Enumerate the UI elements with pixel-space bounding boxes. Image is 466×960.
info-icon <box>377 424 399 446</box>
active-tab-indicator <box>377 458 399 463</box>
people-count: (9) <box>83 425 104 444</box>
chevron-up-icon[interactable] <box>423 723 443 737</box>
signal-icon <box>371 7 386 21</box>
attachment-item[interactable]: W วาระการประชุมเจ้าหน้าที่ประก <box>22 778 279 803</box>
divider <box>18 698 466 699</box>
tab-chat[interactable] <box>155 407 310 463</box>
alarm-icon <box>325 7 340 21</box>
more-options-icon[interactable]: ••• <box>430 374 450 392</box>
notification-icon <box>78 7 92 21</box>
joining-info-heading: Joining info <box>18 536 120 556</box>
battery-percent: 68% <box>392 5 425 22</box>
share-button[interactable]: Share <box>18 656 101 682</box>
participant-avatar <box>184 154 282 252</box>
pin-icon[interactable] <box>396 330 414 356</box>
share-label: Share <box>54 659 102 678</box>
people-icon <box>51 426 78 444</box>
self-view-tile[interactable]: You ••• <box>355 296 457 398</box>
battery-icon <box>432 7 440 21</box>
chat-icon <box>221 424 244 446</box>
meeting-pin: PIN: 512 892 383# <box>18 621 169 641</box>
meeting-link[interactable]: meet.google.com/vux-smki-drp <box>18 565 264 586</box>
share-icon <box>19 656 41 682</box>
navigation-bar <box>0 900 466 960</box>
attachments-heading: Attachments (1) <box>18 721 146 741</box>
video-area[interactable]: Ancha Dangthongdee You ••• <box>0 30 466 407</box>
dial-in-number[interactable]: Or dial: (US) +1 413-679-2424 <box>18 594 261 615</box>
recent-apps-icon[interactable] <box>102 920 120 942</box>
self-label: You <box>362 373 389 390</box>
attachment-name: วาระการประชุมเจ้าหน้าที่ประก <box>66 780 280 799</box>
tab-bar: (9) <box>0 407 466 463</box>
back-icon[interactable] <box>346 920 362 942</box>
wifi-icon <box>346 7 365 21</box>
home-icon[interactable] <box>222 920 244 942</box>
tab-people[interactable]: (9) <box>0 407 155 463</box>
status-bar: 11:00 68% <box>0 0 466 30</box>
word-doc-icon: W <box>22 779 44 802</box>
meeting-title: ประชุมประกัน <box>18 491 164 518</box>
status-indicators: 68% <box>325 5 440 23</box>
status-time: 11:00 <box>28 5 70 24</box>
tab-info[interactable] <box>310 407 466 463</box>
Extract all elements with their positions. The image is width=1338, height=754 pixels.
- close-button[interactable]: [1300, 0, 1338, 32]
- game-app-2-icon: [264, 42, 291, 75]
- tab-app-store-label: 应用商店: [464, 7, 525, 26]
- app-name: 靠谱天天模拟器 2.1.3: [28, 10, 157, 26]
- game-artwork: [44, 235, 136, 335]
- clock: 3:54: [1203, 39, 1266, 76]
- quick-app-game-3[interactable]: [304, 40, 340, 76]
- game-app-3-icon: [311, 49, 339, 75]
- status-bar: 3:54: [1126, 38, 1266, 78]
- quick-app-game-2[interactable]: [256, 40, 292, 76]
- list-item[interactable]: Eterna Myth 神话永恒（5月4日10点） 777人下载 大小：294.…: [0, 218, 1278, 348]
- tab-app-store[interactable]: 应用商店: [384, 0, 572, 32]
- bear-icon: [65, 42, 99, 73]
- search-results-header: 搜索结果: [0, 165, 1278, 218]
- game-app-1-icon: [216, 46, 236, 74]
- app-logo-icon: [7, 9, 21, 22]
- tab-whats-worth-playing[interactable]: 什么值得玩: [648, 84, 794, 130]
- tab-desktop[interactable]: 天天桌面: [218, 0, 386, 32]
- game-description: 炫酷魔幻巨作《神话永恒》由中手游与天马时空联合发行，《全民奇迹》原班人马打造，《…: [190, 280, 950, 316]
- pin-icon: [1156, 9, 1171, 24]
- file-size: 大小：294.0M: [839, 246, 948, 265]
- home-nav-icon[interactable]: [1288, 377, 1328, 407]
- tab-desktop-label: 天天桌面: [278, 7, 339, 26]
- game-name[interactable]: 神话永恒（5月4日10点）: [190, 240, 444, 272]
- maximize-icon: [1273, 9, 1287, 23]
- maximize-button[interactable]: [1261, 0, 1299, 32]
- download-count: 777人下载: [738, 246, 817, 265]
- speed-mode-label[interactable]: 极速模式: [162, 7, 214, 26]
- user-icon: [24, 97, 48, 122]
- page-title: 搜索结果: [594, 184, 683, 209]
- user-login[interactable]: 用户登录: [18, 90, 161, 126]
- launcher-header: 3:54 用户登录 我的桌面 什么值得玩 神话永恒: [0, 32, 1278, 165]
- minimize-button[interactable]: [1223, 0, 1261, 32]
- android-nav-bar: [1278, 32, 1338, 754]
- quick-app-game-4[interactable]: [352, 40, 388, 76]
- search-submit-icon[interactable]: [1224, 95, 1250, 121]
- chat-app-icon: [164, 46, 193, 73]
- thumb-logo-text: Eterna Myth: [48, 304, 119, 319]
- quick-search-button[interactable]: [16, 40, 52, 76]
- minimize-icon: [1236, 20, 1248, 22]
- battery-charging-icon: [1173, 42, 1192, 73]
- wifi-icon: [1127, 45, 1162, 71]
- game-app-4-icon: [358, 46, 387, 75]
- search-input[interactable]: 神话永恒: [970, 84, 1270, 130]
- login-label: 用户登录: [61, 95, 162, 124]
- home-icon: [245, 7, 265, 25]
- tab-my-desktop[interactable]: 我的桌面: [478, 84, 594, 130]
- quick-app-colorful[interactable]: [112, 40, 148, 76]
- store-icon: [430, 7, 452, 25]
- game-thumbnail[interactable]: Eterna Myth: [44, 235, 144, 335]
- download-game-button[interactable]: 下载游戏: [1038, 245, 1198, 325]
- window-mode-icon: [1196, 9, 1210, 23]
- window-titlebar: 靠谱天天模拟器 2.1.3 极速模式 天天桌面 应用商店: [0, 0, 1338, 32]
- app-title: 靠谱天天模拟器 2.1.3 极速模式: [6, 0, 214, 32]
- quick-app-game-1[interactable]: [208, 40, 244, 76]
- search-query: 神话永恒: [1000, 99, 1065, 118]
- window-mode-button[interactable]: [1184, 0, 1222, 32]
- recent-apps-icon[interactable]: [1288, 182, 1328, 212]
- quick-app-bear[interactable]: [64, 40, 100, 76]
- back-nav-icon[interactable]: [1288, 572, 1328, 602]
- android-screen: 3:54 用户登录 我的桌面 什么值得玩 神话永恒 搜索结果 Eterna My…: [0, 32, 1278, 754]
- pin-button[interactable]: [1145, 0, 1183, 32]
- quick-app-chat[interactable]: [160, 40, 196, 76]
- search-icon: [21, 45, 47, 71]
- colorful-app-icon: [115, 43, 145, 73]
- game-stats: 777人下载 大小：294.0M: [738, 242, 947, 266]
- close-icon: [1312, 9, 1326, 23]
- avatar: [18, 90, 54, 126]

———

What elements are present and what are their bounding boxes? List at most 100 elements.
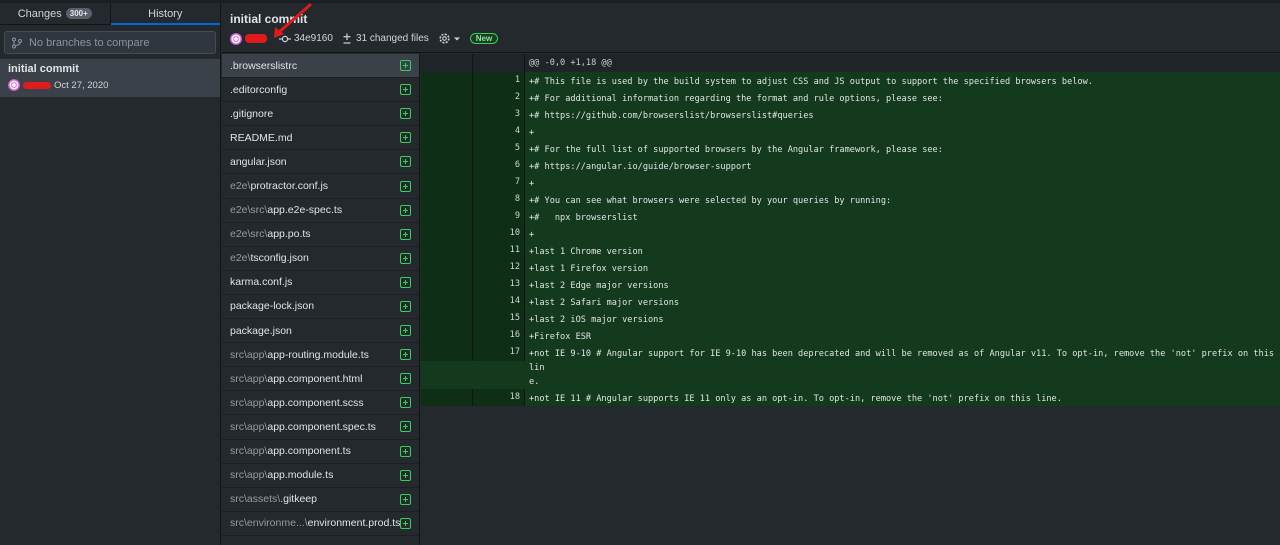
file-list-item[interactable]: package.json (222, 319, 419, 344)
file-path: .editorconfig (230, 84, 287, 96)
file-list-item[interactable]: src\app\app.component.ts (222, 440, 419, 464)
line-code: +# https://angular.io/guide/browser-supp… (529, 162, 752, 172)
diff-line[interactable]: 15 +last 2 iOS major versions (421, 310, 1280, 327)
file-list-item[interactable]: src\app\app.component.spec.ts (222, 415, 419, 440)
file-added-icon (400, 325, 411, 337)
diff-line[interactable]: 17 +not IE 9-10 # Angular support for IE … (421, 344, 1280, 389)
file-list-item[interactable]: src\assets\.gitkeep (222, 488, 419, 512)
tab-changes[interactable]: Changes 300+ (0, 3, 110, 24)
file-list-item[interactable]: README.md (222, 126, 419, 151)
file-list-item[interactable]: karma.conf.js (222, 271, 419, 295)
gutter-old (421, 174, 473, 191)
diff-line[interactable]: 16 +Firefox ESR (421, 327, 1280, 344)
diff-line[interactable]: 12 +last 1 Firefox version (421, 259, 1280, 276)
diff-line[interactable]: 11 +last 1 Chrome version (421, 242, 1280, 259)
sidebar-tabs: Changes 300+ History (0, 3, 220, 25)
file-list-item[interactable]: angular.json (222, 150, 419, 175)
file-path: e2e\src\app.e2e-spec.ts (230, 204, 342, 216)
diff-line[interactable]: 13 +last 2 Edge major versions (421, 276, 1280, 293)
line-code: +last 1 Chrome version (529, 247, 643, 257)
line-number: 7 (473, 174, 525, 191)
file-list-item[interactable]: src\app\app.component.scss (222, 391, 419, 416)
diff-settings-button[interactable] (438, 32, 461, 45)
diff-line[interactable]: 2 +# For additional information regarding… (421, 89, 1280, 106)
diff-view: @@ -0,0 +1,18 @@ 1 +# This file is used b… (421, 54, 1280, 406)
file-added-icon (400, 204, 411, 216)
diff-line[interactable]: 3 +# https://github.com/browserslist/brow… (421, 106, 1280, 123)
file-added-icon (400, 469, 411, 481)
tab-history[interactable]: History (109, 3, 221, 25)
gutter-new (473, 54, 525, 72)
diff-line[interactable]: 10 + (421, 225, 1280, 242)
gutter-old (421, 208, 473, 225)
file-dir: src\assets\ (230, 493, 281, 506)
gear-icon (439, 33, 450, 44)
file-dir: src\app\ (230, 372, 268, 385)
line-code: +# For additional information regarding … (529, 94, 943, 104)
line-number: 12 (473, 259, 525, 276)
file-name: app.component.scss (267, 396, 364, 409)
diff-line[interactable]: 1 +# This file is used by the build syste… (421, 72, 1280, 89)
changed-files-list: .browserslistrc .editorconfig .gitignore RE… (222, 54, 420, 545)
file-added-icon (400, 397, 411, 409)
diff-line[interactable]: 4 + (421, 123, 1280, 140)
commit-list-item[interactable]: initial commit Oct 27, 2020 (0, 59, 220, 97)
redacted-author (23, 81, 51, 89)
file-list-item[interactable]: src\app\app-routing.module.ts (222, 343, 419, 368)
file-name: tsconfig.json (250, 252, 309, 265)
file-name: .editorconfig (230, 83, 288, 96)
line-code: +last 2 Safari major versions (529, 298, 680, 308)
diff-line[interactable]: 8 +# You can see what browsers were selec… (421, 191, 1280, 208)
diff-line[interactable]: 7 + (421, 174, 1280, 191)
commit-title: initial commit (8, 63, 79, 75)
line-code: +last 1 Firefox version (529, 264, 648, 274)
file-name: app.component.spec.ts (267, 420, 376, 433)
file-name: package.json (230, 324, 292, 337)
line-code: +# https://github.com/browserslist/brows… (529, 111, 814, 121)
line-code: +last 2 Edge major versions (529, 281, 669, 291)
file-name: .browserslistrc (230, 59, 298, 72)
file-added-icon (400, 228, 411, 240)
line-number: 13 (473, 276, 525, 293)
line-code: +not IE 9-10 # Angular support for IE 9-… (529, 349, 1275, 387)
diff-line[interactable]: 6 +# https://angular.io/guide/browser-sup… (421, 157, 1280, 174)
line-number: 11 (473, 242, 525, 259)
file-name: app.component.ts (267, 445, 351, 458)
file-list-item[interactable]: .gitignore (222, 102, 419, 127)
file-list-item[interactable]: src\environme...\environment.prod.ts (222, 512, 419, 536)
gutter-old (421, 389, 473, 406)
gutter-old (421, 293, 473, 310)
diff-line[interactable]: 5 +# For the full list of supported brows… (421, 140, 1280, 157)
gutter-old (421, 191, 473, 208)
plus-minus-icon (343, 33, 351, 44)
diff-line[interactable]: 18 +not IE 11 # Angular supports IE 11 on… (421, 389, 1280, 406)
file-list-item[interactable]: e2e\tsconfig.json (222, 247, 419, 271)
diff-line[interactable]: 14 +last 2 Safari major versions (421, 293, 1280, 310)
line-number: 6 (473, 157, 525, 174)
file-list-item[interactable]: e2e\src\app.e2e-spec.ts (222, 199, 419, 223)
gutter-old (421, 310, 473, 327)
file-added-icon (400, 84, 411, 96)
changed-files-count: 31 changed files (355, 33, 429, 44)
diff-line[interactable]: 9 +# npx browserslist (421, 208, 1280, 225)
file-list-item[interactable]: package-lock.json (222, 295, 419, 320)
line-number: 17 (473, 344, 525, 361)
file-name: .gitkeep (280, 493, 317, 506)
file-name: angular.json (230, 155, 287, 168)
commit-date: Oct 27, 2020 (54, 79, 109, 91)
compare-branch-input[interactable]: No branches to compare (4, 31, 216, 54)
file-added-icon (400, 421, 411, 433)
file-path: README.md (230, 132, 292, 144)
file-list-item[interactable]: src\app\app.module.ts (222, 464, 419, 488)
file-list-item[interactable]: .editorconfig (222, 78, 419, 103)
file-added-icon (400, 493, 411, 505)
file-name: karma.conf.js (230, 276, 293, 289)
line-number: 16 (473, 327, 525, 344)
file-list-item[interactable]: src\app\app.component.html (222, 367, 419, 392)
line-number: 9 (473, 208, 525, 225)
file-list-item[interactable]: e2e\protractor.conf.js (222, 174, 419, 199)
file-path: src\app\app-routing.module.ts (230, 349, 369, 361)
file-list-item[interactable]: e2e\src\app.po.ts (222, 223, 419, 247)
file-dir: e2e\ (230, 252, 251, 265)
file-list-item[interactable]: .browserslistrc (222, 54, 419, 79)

———

◆ **DO THIS**: Copy out the rows unchanged, from the row containing "file-list-item[interactable]: package.json (222, 319, 419, 344)" through the row containing "sidebar-tabs: Changes 300+", with both of those rows included.

◆ **SOLUTION BELOW**:
file-list-item[interactable]: package.json (222, 319, 419, 344)
file-path: .editorconfig (230, 84, 287, 96)
file-list-item[interactable]: src\app\app.component.ts (222, 440, 419, 464)
line-code: +# https://angular.io/guide/browser-supp… (529, 162, 752, 172)
diff-line[interactable]: 15 +last 2 iOS major versions (421, 310, 1280, 327)
file-list-item[interactable]: src\app\app.component.spec.ts (222, 415, 419, 440)
file-added-icon (400, 325, 411, 337)
diff-line[interactable]: 17 +not IE 9-10 # Angular support for IE … (421, 344, 1280, 389)
file-list-item[interactable]: src\assets\.gitkeep (222, 488, 419, 512)
tab-changes[interactable]: Changes 300+ (0, 3, 110, 24)
file-list-item[interactable]: README.md (222, 126, 419, 151)
file-list-item[interactable]: karma.conf.js (222, 271, 419, 295)
gutter-old (421, 174, 473, 191)
diff-line[interactable]: 16 +Firefox ESR (421, 327, 1280, 344)
diff-line[interactable]: 12 +last 1 Firefox version (421, 259, 1280, 276)
diff-line[interactable]: 11 +last 1 Chrome version (421, 242, 1280, 259)
sidebar-tabs: Changes 300+ History (0, 3, 220, 25)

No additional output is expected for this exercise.